Gereja yang memiliki norma positivitas toksik menyampaikan bahwa bersikap jujur yang tepat tentang pergumulan, keraguan dan kelemahan itu tidak aman. Padahal ketidakjujuran itu bisa sangat melukai jiwa kita, apalagi ketika kita sedang menghadapi cobaan berat. Dan pada akhirnya, gereja dengan budaya penampilan rohani bukan tempat yang aman, menyembuhkan atau kudus bagi siapa pun.
Kita juga tidak menemukan perilaku ini di halaman-halaman Kitab Suci. Perhatikan kejujuran perasaan raja Daud, misalnya. Ia berbicara terbuka kepada Tuhan ketika ia takut (Mazmur 6:3-4), letih lesu (Mazmur 6:7), putus asa (Mazmur 13:2), dan merasa bersalah (Mazmur 51:1-19). Ia menulis mazmur-mazmur ratapan dan juga mazmur-mazmur sukacita dan penyembahan agar dapat berjuang menemukan kembali harapan. Ia tidak menghilangkan bagian-bagian yang kacau dan tidak enak dalam kisahnya agar ia dapat menampilkan citra rohani yang berkilau di hadapan Tuhan dan orang lain.

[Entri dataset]
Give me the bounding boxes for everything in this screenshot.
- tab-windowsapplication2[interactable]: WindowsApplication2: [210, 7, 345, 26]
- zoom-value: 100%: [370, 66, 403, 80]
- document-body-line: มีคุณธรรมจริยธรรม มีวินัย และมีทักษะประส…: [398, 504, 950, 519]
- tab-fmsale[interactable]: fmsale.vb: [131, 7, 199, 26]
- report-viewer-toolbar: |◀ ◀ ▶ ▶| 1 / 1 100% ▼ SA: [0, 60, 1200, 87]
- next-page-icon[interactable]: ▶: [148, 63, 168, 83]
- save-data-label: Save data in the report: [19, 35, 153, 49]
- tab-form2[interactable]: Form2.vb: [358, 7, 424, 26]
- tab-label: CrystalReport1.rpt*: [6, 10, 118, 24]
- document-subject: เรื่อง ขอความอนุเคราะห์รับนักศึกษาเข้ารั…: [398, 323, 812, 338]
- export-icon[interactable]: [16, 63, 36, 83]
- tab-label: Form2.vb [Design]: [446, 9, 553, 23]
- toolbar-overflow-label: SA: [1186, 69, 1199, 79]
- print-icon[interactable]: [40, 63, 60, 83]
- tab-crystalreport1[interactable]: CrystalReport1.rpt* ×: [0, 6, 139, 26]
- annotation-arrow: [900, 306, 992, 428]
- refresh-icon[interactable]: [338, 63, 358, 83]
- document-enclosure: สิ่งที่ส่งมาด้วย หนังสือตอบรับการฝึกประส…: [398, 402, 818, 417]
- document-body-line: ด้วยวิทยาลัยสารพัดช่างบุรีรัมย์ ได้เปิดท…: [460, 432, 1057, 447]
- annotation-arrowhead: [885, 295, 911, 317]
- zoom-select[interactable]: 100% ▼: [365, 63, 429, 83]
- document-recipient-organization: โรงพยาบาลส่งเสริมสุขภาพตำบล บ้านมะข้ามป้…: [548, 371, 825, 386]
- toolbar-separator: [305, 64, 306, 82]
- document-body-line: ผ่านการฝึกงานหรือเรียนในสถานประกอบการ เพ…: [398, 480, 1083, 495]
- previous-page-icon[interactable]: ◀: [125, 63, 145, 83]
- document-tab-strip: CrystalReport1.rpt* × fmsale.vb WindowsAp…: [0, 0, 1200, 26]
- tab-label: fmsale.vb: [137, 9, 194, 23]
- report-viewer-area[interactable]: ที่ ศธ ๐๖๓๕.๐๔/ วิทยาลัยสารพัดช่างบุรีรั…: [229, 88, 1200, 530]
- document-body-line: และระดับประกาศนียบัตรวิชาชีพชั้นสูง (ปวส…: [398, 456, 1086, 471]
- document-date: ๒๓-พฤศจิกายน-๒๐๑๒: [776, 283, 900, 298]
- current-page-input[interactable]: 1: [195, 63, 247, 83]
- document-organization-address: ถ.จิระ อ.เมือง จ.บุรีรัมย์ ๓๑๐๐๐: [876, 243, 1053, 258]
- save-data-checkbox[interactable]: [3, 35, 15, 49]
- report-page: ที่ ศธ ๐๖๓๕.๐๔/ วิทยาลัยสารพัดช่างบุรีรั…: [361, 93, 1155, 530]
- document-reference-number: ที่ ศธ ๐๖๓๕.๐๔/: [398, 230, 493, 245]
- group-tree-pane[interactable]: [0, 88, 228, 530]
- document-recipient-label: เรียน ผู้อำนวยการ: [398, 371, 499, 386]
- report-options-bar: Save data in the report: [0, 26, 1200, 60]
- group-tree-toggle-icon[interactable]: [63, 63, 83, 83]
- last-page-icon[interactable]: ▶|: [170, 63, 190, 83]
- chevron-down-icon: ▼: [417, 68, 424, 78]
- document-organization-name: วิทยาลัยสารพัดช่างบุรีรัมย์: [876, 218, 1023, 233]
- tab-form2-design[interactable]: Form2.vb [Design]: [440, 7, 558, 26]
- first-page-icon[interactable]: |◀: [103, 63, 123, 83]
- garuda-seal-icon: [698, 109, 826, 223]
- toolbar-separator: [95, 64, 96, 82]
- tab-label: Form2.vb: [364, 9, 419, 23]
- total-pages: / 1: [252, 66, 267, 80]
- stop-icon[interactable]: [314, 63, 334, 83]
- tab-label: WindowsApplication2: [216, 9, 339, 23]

**Soal**
Tolong tentukan apakah setiap pernyataan berikut sesuai dengan teks bacaan, lalu jawab ya atau tidak disertai kutipan persis dari teks yang menjadi dasarnya.
1. Daud berbicara terbuka kepada Tuhan ketika ia putus asa.
2. Gereja dengan budaya penampilan rohani adalah tempat yang aman.
3. Daud menghilangkan bagian-bagian yang kacau dalam kisahnya.

**Jawaban Lengkap**
1. Ya: "Ia berbicara terbuka kepada Tuhan ketika ia takut (Mazmur 6:3-4), letih lesu (Mazmur 6:7), putus asa (Mazmur 13:2)"
2. Tidak: "gereja dengan budaya penampilan rohani bukan tempat yang aman, menyembuhkan atau kudus bagi siapa pun"
3. Tidak: "Ia tidak menghilangkan bagian-bagian yang kacau dan tidak enak dalam kisahnya"